* _WHAT IS BEING ASKED_
Extract every entry word for word.

(Data excerpts)
--------
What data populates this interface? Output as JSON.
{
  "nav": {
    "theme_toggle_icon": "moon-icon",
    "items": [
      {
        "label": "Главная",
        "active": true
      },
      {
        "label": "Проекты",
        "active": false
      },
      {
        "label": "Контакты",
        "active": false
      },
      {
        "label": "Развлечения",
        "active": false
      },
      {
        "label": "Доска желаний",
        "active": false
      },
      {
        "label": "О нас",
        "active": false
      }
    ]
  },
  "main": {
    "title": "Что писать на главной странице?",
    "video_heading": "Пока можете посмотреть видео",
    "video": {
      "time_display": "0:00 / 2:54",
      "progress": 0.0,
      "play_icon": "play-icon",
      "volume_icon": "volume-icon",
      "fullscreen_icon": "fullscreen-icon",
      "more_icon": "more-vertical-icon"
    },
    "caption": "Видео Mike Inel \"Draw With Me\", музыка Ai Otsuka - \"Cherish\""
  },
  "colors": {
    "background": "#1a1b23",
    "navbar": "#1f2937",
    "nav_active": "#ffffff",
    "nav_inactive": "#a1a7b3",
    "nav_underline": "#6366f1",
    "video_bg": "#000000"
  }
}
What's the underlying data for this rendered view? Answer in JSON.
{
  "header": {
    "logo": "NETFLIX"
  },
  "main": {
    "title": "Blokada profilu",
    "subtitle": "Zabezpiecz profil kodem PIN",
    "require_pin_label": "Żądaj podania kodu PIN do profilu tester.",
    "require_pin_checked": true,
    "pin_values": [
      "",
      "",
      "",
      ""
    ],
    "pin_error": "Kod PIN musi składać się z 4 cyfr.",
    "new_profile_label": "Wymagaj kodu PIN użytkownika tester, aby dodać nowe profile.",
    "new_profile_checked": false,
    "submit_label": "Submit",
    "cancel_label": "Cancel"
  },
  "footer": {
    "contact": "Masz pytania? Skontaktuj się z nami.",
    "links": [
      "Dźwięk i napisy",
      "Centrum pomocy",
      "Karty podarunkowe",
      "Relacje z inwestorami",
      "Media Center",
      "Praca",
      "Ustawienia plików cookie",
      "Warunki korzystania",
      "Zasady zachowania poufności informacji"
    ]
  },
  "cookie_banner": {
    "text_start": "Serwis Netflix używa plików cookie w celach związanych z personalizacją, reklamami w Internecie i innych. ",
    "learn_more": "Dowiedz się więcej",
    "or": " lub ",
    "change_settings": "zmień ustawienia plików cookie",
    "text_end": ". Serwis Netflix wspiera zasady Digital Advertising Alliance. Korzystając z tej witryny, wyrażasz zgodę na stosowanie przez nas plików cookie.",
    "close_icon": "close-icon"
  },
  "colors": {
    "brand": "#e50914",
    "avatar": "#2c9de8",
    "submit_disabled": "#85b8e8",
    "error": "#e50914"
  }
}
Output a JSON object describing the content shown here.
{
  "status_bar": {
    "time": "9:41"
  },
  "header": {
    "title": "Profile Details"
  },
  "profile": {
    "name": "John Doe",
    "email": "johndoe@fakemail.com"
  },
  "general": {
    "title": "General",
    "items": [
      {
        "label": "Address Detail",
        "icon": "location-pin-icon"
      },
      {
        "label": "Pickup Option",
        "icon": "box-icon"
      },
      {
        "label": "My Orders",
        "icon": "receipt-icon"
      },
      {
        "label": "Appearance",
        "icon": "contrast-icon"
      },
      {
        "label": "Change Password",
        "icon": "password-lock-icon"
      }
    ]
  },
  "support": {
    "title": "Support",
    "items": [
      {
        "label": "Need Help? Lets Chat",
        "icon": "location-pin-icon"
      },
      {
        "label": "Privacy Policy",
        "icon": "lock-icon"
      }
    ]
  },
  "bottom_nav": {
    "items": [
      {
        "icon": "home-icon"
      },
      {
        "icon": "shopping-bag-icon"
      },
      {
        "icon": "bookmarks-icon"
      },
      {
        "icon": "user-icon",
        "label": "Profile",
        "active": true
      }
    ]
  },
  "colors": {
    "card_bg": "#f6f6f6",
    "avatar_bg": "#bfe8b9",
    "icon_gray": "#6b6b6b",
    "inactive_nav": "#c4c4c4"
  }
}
--------
* _RESULT OF THE TASK_
What data populates this interface? Output as JSON.
{
  "nav": {
    "theme_toggle_icon": "moon-icon",
    "items": [
      {
        "label": "Главная",
        "active": true
      },
      {
        "label": "Проекты",
        "active": false
      },
      {
        "label": "Контакты",
        "active": false
      },
      {
        "label": "Развлечения",
        "active": false
      },
      {
        "label": "Доска желаний",
        "active": false
      },
      {
        "label": "О нас",
        "active": false
      }
    ]
  },
  "main": {
    "title": "Что писать на главной странице?",
    "video_heading": "Пока можете посмотреть видео",
    "video": {
      "time_display": "0:00 / 2:54",
      "progress": 0.0,
      "play_icon": "play-icon",
      "volume_icon": "volume-icon",
      "fullscreen_icon": "fullscreen-icon",
      "more_icon": "more-vertical-icon"
    },
    "caption": "Видео Mike Inel \"Draw With Me\", музыка Ai Otsuka - \"Cherish\""
  },
  "colors": {
    "background": "#1a1b23",
    "navbar": "#1f2937",
    "nav_active": "#ffffff",
    "nav_inactive": "#a1a7b3",
    "nav_underline": "#6366f1",
    "video_bg": "#000000"
  }
}
What's the underlying data for this rendered view? Answer in JSON.
{
  "header": {
    "logo": "NETFLIX"
  },
  "main": {
    "title": "Blokada profilu",
    "subtitle": "Zabezpiecz profil kodem PIN",
    "require_pin_label": "Żądaj podania kodu PIN do profilu tester.",
    "require_pin_checked": true,
    "pin_values": [
      "",
      "",
      "",
      ""
    ],
    "pin_error": "Kod PIN musi składać się z 4 cyfr.",
    "new_profile_label": "Wymagaj kodu PIN użytkownika tester, aby dodać nowe profile.",
    "new_profile_checked": false,
    "submit_label": "Submit",
    "cancel_label": "Cancel"
  },
  "footer": {
    "contact": "Masz pytania? Skontaktuj się z nami.",
    "links": [
      "Dźwięk i napisy",
      "Centrum pomocy",
      "Karty podarunkowe",
      "Relacje z inwestorami",
      "Media Center",
      "Praca",
      "Ustawienia plików cookie",
      "Warunki korzystania",
      "Zasady zachowania poufności informacji"
    ]
  },
  "cookie_banner": {
    "text_start": "Serwis Netflix używa plików cookie w celach związanych z personalizacją, reklamami w Internecie i innych. ",
    "learn_more": "Dowiedz się więcej",
    "or": " lub ",
    "change_settings": "zmień ustawienia plików cookie",
    "text_end": ". Serwis Netflix wspiera zasady Digital Advertising Alliance. Korzystając z tej witryny, wyrażasz zgodę na stosowanie przez nas plików cookie.",
    "close_icon": "close-icon"
  },
  "colors": {
    "brand": "#e50914",
    "avatar": "#2c9de8",
    "submit_disabled": "#85b8e8",
    "error": "#e50914"
  }
}
Output a JSON object describing the content shown here.
{
  "status_bar": {
    "time": "9:41"
  },
  "header": {
    "title": "Profile Details"
  },
  "profile": {
    "name": "John Doe",
    "email": "johndoe@fakemail.com"
  },
  "general": {
    "title": "General",
    "items": [
      {
        "label": "Address Detail",
        "icon": "location-pin-icon"
      },
      {
        "label": "Pickup Option",
        "icon": "box-icon"
      },
      {
        "label": "My Orders",
        "icon": "receipt-icon"
      },
      {
        "label": "Appearance",
        "icon": "contrast-icon"
      },
      {
        "label": "Change Password",
        "icon": "password-lock-icon"
      }
    ]
  },
  "support": {
    "title": "Support",
    "items": [
      {
        "label": "Need Help? Lets Chat",
        "icon": "location-pin-icon"
      },
      {
        "label": "Privacy Policy",
        "icon": "lock-icon"
      }
    ]
  },
  "bottom_nav": {
    "items": [
      {
        "icon": "home-icon"
      },
      {
        "icon": "shopping-bag-icon"
      },
      {
        "icon": "bookmarks-icon"
      },
      {
        "icon": "user-icon",
        "label": "Profile",
        "active": true
      }
    ]
  },
  "colors": {
    "card_bg": "#f6f6f6",
    "avatar_bg": "#bfe8b9",
    "icon_gray": "#6b6b6b",
    "inactive_nav": "#c4c4c4"
  }
}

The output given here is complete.